Can you reproduce, character for character, the lines in the entries starting at the line that contains "data-label: 5,8 [815, 61, 830, 72]" and ending at the line that contains "Detect and localize", with both of those lines included?

**DATA PROVIDED:**
>> START

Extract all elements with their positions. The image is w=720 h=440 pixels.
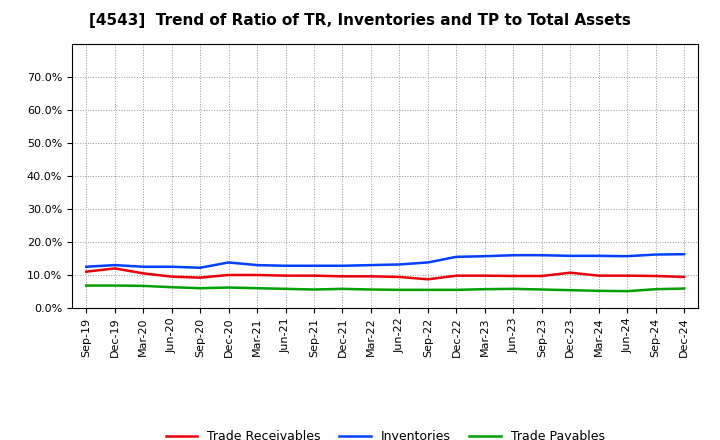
Trade Receivables: [595, 273, 603, 279]
Trade Payables: [623, 289, 631, 294]
Trade Payables: [680, 286, 688, 291]
Trade Payables: [338, 286, 347, 291]
Trade Receivables: [395, 275, 404, 280]
Inventories: [167, 264, 176, 269]
Trade Payables: [423, 287, 432, 293]
Inventories: [82, 264, 91, 269]
Trade Payables: [82, 283, 91, 288]
Trade Payables: [225, 285, 233, 290]
Inventories: [366, 262, 375, 268]
Inventories: [480, 253, 489, 259]
Trade Receivables: [480, 273, 489, 279]
Trade Payables: [110, 283, 119, 288]
Trade Payables: [509, 286, 518, 291]
Inventories: [680, 252, 688, 257]
Trade Payables: [167, 285, 176, 290]
Trade Receivables: [652, 273, 660, 279]
Trade Payables: [595, 288, 603, 293]
Inventories: [395, 262, 404, 267]
Trade Receivables: [366, 274, 375, 279]
Inventories: [225, 260, 233, 265]
Inventories: [595, 253, 603, 258]
Trade Payables: [652, 286, 660, 292]
Inventories: [652, 252, 660, 257]
Trade Payables: [480, 286, 489, 292]
Trade Receivables: [623, 273, 631, 279]
Inventories: [253, 262, 261, 268]
Trade Receivables: [509, 273, 518, 279]
Inventories: [282, 263, 290, 268]
Trade Payables: [395, 287, 404, 293]
Trade Receivables: [452, 273, 461, 279]
Inventories: [452, 254, 461, 260]
Trade Receivables: [196, 275, 204, 280]
Trade Receivables: [310, 273, 318, 279]
Trade Receivables: [537, 273, 546, 279]
Trade Payables: [537, 287, 546, 292]
Line: Trade Receivables: Trade Receivables: [86, 268, 684, 279]
Inventories: [623, 253, 631, 259]
Trade Payables: [366, 287, 375, 292]
Legend: Trade Receivables, Inventories, Trade Payables: Trade Receivables, Inventories, Trade Pa…: [161, 425, 610, 440]
Inventories: [537, 253, 546, 258]
Inventories: [310, 263, 318, 268]
Line: Trade Payables: Trade Payables: [86, 286, 684, 291]
Trade Receivables: [680, 275, 688, 280]
Trade Receivables: [338, 274, 347, 279]
Trade Receivables: [282, 273, 290, 279]
Trade Receivables: [82, 269, 91, 275]
Inventories: [423, 260, 432, 265]
Trade Payables: [139, 283, 148, 289]
Trade Receivables: [167, 274, 176, 279]
Text: [4543]  Trend of Ratio of TR, Inventories and TP to Total Assets: [4543] Trend of Ratio of TR, Inventories…: [89, 13, 631, 28]
Trade Payables: [566, 288, 575, 293]
Trade Receivables: [139, 271, 148, 276]
Trade Receivables: [253, 272, 261, 278]
Inventories: [139, 264, 148, 269]
Trade Payables: [253, 286, 261, 291]
Trade Payables: [310, 287, 318, 292]
Inventories: [110, 262, 119, 268]
Trade Payables: [282, 286, 290, 291]
Inventories: [338, 263, 347, 268]
Trade Receivables: [566, 270, 575, 275]
Line: Inventories: Inventories: [86, 254, 684, 268]
Inventories: [509, 253, 518, 258]
Trade Receivables: [110, 266, 119, 271]
Trade Payables: [196, 286, 204, 291]
Trade Payables: [452, 287, 461, 293]
Inventories: [196, 265, 204, 270]
Trade Receivables: [423, 277, 432, 282]
Inventories: [566, 253, 575, 258]
Trade Receivables: [225, 272, 233, 278]
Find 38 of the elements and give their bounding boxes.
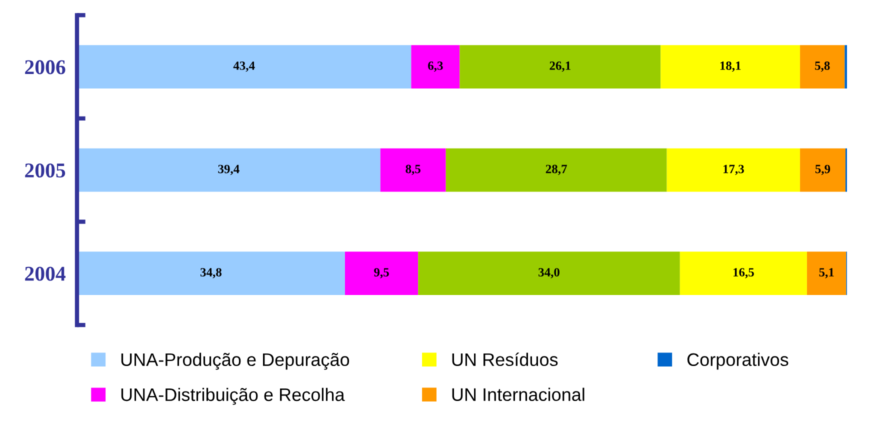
data-label: 5,8 [815, 61, 830, 72]
data-label: 5,1 [819, 268, 834, 278]
bar [344, 252, 418, 296]
bar [380, 148, 446, 192]
bar [460, 45, 661, 88]
data-label: 18,1 [720, 61, 741, 72]
data-label: 17,3 [723, 164, 744, 176]
bar [806, 252, 846, 296]
y-tick-label: 2006 [25, 60, 66, 74]
data-label: 34,8 [200, 268, 222, 278]
bar [77, 45, 412, 88]
legend-label: UNA-Distribuição e Recolha [121, 388, 345, 405]
data-label: 39,4 [218, 164, 240, 176]
legend-label: UN Internacional [452, 388, 584, 402]
bar [77, 252, 345, 296]
bar [411, 45, 460, 88]
bar [680, 252, 807, 296]
y-tick-label: 2004 [25, 266, 66, 281]
data-label: 6,3 [428, 62, 443, 72]
bar [666, 148, 800, 192]
y-tick-label: 2005 [25, 163, 66, 178]
legend-label: UNA-Produção e Depuração [121, 352, 350, 370]
data-label: 26,1 [550, 62, 570, 72]
bar [77, 148, 380, 192]
bar [418, 252, 680, 296]
bar [446, 148, 667, 192]
data-label: 16,5 [734, 268, 754, 278]
bar [800, 45, 845, 88]
bar [800, 148, 846, 192]
data-label: 5,9 [815, 164, 830, 176]
bar [660, 45, 800, 88]
data-label: 28,7 [546, 164, 567, 176]
data-label: 43,4 [233, 62, 255, 72]
legend-label: UN Resíduos [452, 352, 558, 366]
legend-label: Corporativos [687, 352, 788, 370]
data-label: 9,5 [374, 268, 389, 278]
data-label: 34,0 [538, 268, 560, 278]
data-label: 8,5 [406, 164, 420, 176]
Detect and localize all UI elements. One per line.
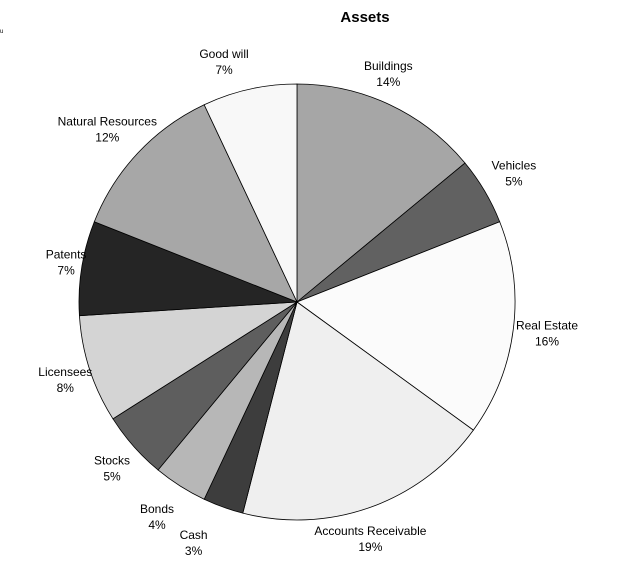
slice-label: Natural Resources xyxy=(58,115,157,129)
slice-percent-label: 4% xyxy=(148,518,166,532)
slice-label: Patents xyxy=(46,248,87,262)
slice-percent-label: 5% xyxy=(505,175,523,189)
pie-slice-natural-resources xyxy=(93,104,298,303)
slice-label: Buildings xyxy=(364,59,413,73)
slice-label: Licensees xyxy=(38,365,92,379)
slice-label: Real Estate xyxy=(516,319,578,333)
slice-labels: Buildings 14% Vehicles 5% Real Estate 16% Acco… xyxy=(38,47,578,558)
slice-percent-label: 8% xyxy=(57,381,75,395)
corner-mark: u xyxy=(0,29,3,35)
chart-title: Assets xyxy=(340,9,389,26)
slice-percent-label: 12% xyxy=(95,131,119,145)
pie-slice-good-will xyxy=(203,83,298,303)
pie-slice-real-estate xyxy=(296,221,516,431)
slice-percent-label: 7% xyxy=(215,63,233,77)
slice-percent-label: 19% xyxy=(358,540,382,554)
slice-label: Accounts Receivable xyxy=(314,524,426,538)
pie-slice-licensees xyxy=(79,301,298,420)
slice-label: Vehicles xyxy=(492,159,537,173)
slice-percent-label: 7% xyxy=(57,264,75,278)
slice-label: Good will xyxy=(199,47,248,61)
slice-label: Bonds xyxy=(140,502,174,516)
slice-percent-label: 3% xyxy=(185,544,203,558)
slice-label: Stocks xyxy=(94,454,130,468)
slice-percent-label: 5% xyxy=(103,470,121,484)
pie-slices xyxy=(78,83,516,521)
pie-slice-buildings xyxy=(296,83,466,303)
pie-slice-accounts-receivable xyxy=(242,301,474,521)
slice-percent-label: 16% xyxy=(535,335,559,349)
slice-label: Cash xyxy=(180,528,208,542)
slice-percent-label: 14% xyxy=(376,75,400,89)
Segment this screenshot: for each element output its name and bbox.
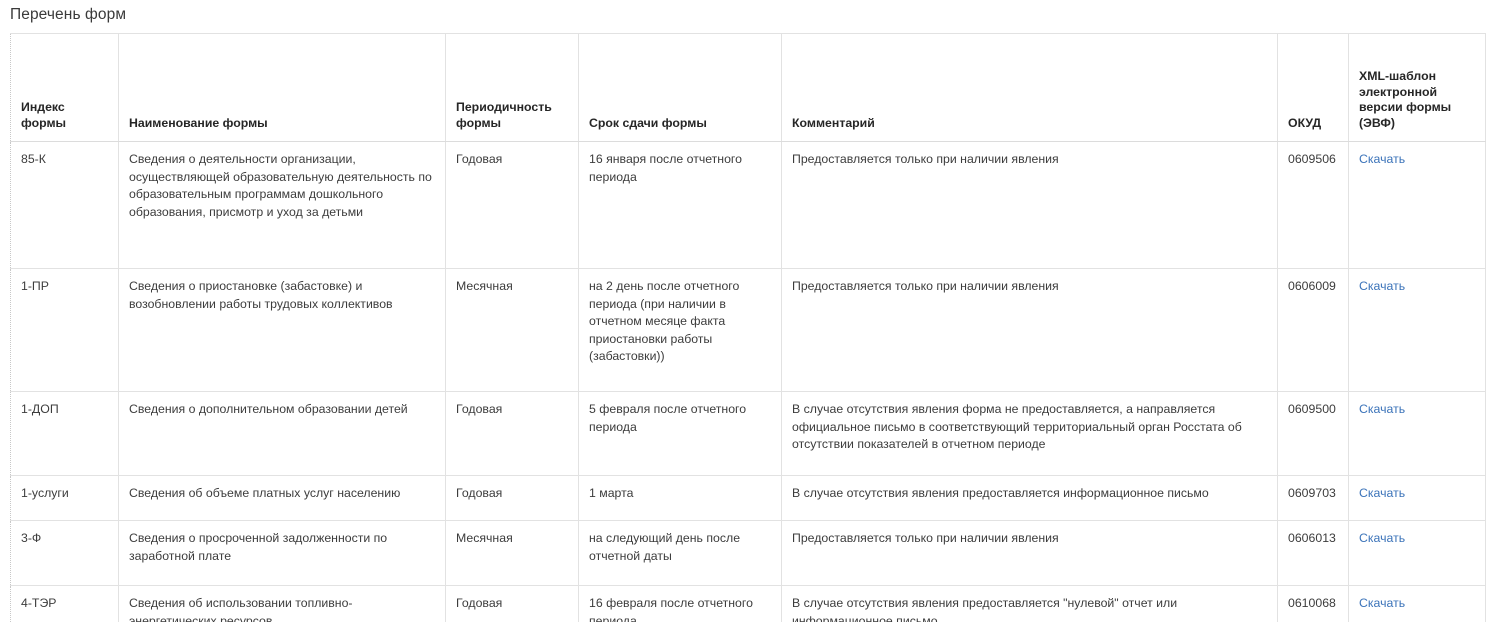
cell-form-comment: В случае отсутствия явления предоставляе… <box>781 585 1278 622</box>
cell-form-index: 3-Ф <box>10 520 119 586</box>
forms-table-container: Индекс формы Наименование формы Периодич… <box>0 33 1500 622</box>
download-link[interactable]: Скачать <box>1359 486 1406 500</box>
forms-table: Индекс формы Наименование формы Периодич… <box>10 33 1486 622</box>
cell-form-name: Сведения об использовании топливно-энерг… <box>118 585 446 622</box>
cell-form-xml: Скачать <box>1348 475 1486 521</box>
cell-form-deadline: 5 февраля после отчетного периода <box>578 391 782 476</box>
table-row: 85-К Сведения о деятельности организации… <box>10 141 1486 269</box>
cell-form-name: Сведения о дополнительном образовании де… <box>118 391 446 476</box>
column-header-index: Индекс формы <box>10 33 119 142</box>
table-row: 3-Ф Сведения о просроченной задолженност… <box>10 520 1486 586</box>
cell-form-comment: В случае отсутствия явления форма не пре… <box>781 391 1278 476</box>
cell-form-period: Годовая <box>445 475 579 521</box>
cell-form-period: Месячная <box>445 268 579 392</box>
cell-form-index: 4-ТЭР <box>10 585 119 622</box>
cell-form-deadline: 1 марта <box>578 475 782 521</box>
cell-form-okud: 0609703 <box>1277 475 1349 521</box>
cell-form-xml: Скачать <box>1348 268 1486 392</box>
cell-form-index: 1-ПР <box>10 268 119 392</box>
cell-form-okud: 0606009 <box>1277 268 1349 392</box>
download-link[interactable]: Скачать <box>1359 402 1406 416</box>
cell-form-comment: В случае отсутствия явления предоставляе… <box>781 475 1278 521</box>
column-header-period: Периодичность формы <box>445 33 579 142</box>
cell-form-comment: Предоставляется только при наличии явлен… <box>781 141 1278 269</box>
cell-form-period: Месячная <box>445 520 579 586</box>
cell-form-name: Сведения о просроченной задолженности по… <box>118 520 446 586</box>
cell-form-comment: Предоставляется только при наличии явлен… <box>781 520 1278 586</box>
table-row: 1-услуги Сведения об объеме платных услу… <box>10 475 1486 521</box>
column-header-okud: ОКУД <box>1277 33 1349 142</box>
cell-form-deadline: на 2 день после отчетного периода (при н… <box>578 268 782 392</box>
cell-form-index: 85-К <box>10 141 119 269</box>
column-header-comment: Комментарий <box>781 33 1278 142</box>
cell-form-period: Годовая <box>445 391 579 476</box>
cell-form-xml: Скачать <box>1348 141 1486 269</box>
cell-form-name: Сведения о приостановке (забастовке) и в… <box>118 268 446 392</box>
cell-form-index: 1-услуги <box>10 475 119 521</box>
cell-form-okud: 0609506 <box>1277 141 1349 269</box>
cell-form-xml: Скачать <box>1348 585 1486 622</box>
table-row: 4-ТЭР Сведения об использовании топливно… <box>10 585 1486 622</box>
table-header-row: Индекс формы Наименование формы Периодич… <box>10 33 1486 142</box>
cell-form-deadline: 16 февраля после отчетного периода <box>578 585 782 622</box>
column-header-deadline: Срок сдачи формы <box>578 33 782 142</box>
cell-form-deadline: на следующий день после отчетной даты <box>578 520 782 586</box>
cell-form-okud: 0606013 <box>1277 520 1349 586</box>
cell-form-period: Годовая <box>445 585 579 622</box>
download-link[interactable]: Скачать <box>1359 152 1406 166</box>
page-title: Перечень форм <box>10 6 127 23</box>
cell-form-name: Сведения об объеме платных услуг населен… <box>118 475 446 521</box>
table-body: 85-К Сведения о деятельности организации… <box>10 141 1486 622</box>
cell-form-okud: 0610068 <box>1277 585 1349 622</box>
cell-form-name: Сведения о деятельности организации, осу… <box>118 141 446 269</box>
cell-form-xml: Скачать <box>1348 391 1486 476</box>
cell-form-okud: 0609500 <box>1277 391 1349 476</box>
cell-form-xml: Скачать <box>1348 520 1486 586</box>
cell-form-period: Годовая <box>445 141 579 269</box>
download-link[interactable]: Скачать <box>1359 531 1406 545</box>
table-header: Индекс формы Наименование формы Периодич… <box>10 33 1486 142</box>
cell-form-deadline: 16 января после отчетного периода <box>578 141 782 269</box>
cell-form-comment: Предоставляется только при наличии явлен… <box>781 268 1278 392</box>
table-row: 1-ДОП Сведения о дополнительном образова… <box>10 391 1486 476</box>
column-header-xml: XML-шаблон электронной версии формы (ЭВФ… <box>1348 33 1486 142</box>
download-link[interactable]: Скачать <box>1359 279 1406 293</box>
table-row: 1-ПР Сведения о приостановке (забастовке… <box>10 268 1486 392</box>
download-link[interactable]: Скачать <box>1359 596 1406 610</box>
column-header-name: Наименование формы <box>118 33 446 142</box>
cell-form-index: 1-ДОП <box>10 391 119 476</box>
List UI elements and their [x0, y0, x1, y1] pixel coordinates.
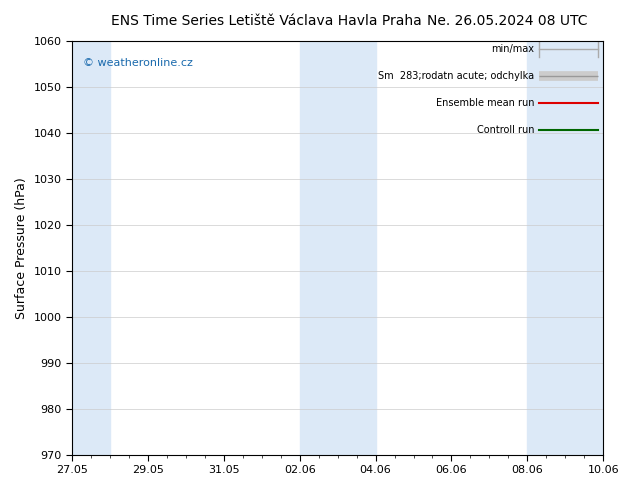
Bar — [300, 41, 375, 455]
Text: Sm  283;rodatn acute; odchylka: Sm 283;rodatn acute; odchylka — [378, 71, 534, 81]
Text: © weatheronline.cz: © weatheronline.cz — [82, 58, 193, 68]
Bar — [527, 41, 603, 455]
Text: Ne. 26.05.2024 08 UTC: Ne. 26.05.2024 08 UTC — [427, 14, 588, 28]
Bar — [72, 41, 110, 455]
Text: ENS Time Series Letiště Václava Havla Praha: ENS Time Series Letiště Václava Havla Pr… — [111, 14, 422, 28]
Text: min/max: min/max — [491, 44, 534, 54]
Text: Ensemble mean run: Ensemble mean run — [436, 98, 534, 108]
Text: Controll run: Controll run — [477, 125, 534, 135]
Y-axis label: Surface Pressure (hPa): Surface Pressure (hPa) — [15, 177, 28, 318]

>> END

**TASK SOLUTION:**
data-label: 5,8 [815, 61, 830, 72]
data-label: 5,1 [819, 268, 834, 278]
bar [344, 252, 418, 296]
bar [380, 148, 446, 192]
bar [460, 45, 661, 88]
data-label: 18,1 [720, 61, 741, 72]
data-label: 17,3 [723, 164, 744, 176]
bar [806, 252, 846, 296]
y-tick-label: 2006 [25, 60, 66, 74]
data-label: 34,8 [200, 268, 222, 278]
bar [77, 45, 412, 88]
legend-label: UNA-Distribuição e Recolha [121, 388, 345, 405]
data-label: 39,4 [218, 164, 240, 176]
legend-label: UN Internacional [452, 388, 584, 402]
bar [77, 252, 345, 296]
bar [411, 45, 460, 88]
bar [680, 252, 807, 296]
y-tick-label: 2004 [25, 266, 66, 281]
data-label: 6,3 [428, 62, 443, 72]
bar [666, 148, 800, 192]
y-tick-label: 2005 [25, 163, 66, 178]
legend-label: UNA-Produção e Depuração [121, 352, 350, 370]
data-label: 26,1 [550, 62, 570, 72]
bar [77, 148, 380, 192]
bar [418, 252, 680, 296]
bar [446, 148, 667, 192]
data-label: 16,5 [734, 268, 754, 278]
bar [800, 45, 845, 88]
bar [800, 148, 846, 192]
data-label: 5,9 [815, 164, 830, 176]
bar [660, 45, 800, 88]
data-label: 28,7 [546, 164, 567, 176]
data-label: 43,4 [233, 62, 255, 72]
legend-label: UN Resíduos [452, 352, 558, 366]
legend-label: Corporativos [687, 352, 788, 370]
data-label: 9,5 [374, 268, 389, 278]
data-label: 34,0 [538, 268, 560, 278]
data-label: 8,5 [406, 164, 420, 176]
Detect and localize all UI elements. One per line.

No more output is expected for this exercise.